## Problem details:
Check every line below for the word "ΑΠΟΣΤΟΛΙΔΗΣ" and copy each one that has it.
##### Data for this exercise #####
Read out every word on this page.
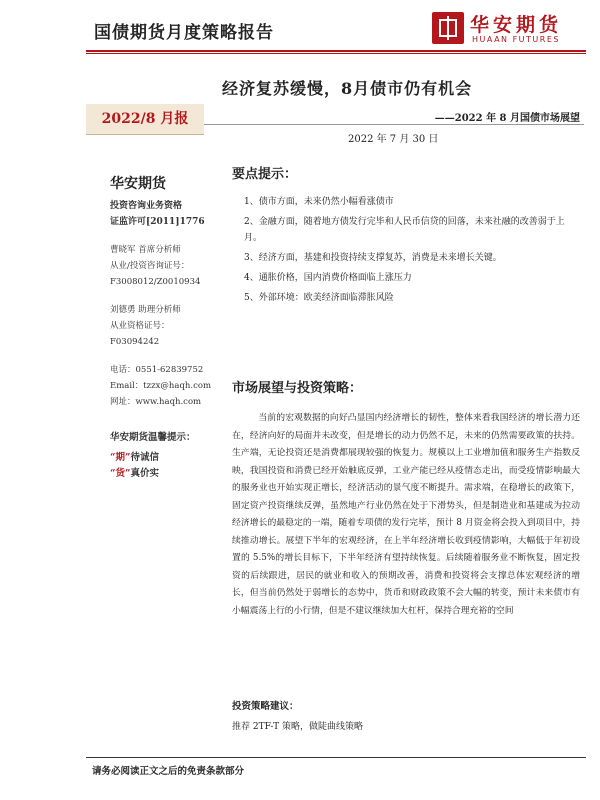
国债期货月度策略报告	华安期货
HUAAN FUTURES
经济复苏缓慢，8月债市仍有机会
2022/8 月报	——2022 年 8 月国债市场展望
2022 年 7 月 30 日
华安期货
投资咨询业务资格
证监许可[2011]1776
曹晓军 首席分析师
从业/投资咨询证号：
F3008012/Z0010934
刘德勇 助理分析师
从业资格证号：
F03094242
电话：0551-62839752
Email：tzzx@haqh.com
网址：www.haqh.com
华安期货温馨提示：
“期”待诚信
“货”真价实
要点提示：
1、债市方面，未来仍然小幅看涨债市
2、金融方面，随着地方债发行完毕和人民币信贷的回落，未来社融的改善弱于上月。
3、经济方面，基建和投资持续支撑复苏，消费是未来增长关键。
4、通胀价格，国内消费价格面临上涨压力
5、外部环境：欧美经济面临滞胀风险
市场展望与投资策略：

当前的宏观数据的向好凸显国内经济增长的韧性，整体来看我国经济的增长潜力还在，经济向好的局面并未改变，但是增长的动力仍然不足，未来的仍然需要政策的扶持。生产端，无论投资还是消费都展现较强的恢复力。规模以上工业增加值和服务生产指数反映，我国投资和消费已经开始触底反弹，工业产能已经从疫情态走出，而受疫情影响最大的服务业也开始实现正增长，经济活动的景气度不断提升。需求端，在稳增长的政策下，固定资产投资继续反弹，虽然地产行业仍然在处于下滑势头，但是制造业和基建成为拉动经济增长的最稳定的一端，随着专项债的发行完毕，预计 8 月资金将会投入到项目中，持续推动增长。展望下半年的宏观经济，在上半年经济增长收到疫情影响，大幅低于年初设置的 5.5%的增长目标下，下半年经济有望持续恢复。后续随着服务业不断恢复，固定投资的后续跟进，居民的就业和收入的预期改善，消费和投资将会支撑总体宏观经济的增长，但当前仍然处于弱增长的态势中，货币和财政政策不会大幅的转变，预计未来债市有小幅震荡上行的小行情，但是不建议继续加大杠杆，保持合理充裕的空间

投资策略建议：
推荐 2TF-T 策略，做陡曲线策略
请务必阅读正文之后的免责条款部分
#####
##### Data for this exercise #####
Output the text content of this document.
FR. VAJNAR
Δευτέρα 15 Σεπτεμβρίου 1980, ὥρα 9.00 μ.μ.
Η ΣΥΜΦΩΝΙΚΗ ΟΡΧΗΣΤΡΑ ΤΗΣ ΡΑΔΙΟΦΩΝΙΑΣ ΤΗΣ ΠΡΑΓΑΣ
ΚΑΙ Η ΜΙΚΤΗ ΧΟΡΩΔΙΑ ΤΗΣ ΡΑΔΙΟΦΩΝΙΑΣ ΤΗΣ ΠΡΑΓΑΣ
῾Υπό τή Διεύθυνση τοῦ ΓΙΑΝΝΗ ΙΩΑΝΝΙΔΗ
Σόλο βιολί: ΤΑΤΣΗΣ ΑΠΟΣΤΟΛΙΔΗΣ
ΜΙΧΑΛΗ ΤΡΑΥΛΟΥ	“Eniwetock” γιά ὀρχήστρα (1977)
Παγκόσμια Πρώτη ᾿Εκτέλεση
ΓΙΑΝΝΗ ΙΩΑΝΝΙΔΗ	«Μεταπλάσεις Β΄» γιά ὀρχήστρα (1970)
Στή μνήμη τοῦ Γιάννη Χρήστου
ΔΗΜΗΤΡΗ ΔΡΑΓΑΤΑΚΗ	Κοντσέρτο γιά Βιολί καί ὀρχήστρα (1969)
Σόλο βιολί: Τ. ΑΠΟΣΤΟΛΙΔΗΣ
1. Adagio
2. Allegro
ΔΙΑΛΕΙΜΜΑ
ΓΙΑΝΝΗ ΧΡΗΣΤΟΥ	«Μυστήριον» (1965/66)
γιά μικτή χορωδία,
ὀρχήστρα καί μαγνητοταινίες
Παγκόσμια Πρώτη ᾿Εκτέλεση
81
#####
##### Data for this exercise #####
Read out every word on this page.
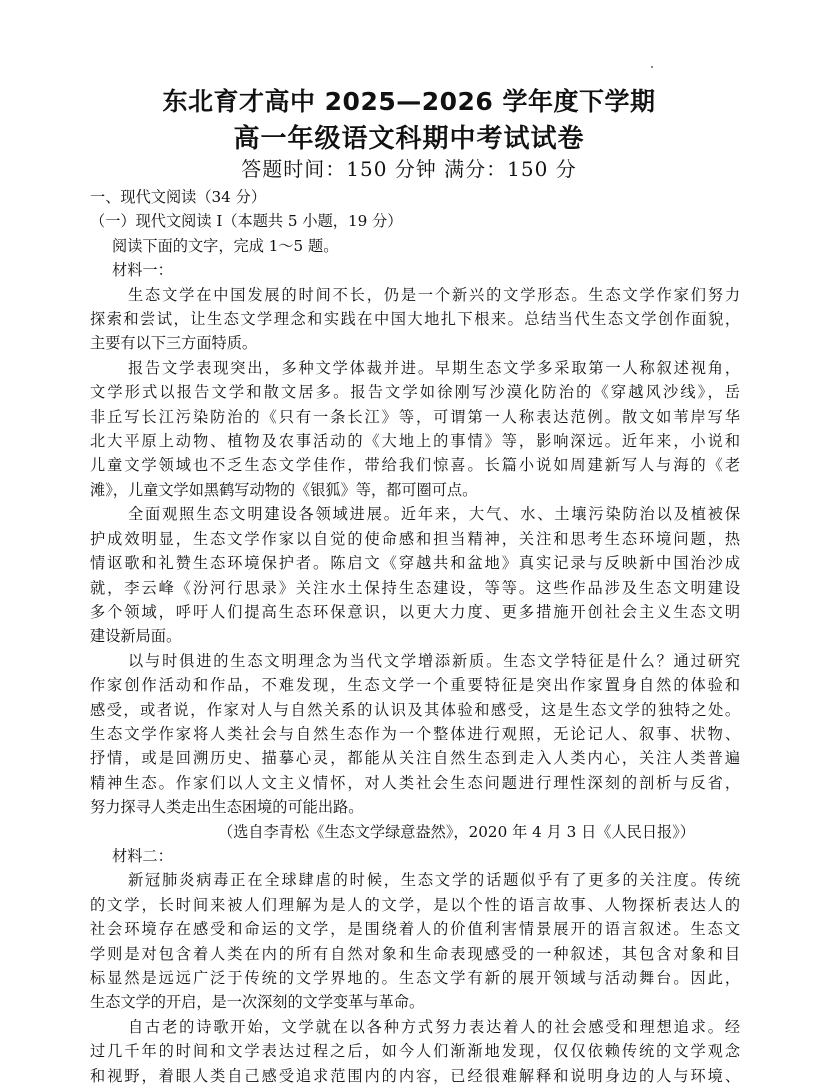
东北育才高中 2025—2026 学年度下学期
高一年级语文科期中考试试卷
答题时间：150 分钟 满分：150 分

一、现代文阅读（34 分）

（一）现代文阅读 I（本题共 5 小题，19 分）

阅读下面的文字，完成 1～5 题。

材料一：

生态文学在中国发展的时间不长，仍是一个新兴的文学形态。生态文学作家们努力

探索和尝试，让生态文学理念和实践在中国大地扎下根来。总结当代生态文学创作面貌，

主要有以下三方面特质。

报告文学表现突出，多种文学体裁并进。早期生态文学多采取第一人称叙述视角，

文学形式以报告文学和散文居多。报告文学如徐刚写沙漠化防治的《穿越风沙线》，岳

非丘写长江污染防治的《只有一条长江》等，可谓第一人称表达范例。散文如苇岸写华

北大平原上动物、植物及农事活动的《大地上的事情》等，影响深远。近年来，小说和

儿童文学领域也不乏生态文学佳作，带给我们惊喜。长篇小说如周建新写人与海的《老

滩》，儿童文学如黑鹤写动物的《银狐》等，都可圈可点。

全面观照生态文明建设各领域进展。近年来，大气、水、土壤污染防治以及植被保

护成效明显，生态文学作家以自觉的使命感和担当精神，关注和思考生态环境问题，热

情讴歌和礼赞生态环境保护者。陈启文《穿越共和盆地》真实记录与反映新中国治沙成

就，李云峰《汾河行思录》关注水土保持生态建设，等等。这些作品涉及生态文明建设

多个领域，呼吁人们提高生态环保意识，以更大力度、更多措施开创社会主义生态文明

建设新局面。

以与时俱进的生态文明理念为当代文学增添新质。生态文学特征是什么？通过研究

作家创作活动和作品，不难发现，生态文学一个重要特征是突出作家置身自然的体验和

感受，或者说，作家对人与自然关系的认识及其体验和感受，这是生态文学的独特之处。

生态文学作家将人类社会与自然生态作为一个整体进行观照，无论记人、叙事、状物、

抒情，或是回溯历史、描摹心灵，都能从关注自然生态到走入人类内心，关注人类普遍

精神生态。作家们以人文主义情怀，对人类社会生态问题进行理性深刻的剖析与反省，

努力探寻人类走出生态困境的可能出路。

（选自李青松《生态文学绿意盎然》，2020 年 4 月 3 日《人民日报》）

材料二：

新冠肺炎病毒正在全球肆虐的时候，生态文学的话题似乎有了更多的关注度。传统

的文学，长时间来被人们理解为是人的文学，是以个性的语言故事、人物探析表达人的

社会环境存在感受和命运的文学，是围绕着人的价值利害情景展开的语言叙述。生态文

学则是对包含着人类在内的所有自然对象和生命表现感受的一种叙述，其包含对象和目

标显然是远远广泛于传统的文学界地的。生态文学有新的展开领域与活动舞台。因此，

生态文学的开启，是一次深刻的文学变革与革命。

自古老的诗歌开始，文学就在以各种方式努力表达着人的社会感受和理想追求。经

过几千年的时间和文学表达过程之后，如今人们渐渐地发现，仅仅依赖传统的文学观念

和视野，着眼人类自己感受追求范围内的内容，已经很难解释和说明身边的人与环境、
#####
## Answer for the task:
Σόλο βιολί: ΤΑΤΣΗΣ ΑΠΟΣΤΟΛΙΔΗΣ
Σόλο βιολί: Τ. ΑΠΟΣΤΟΛΙΔΗΣ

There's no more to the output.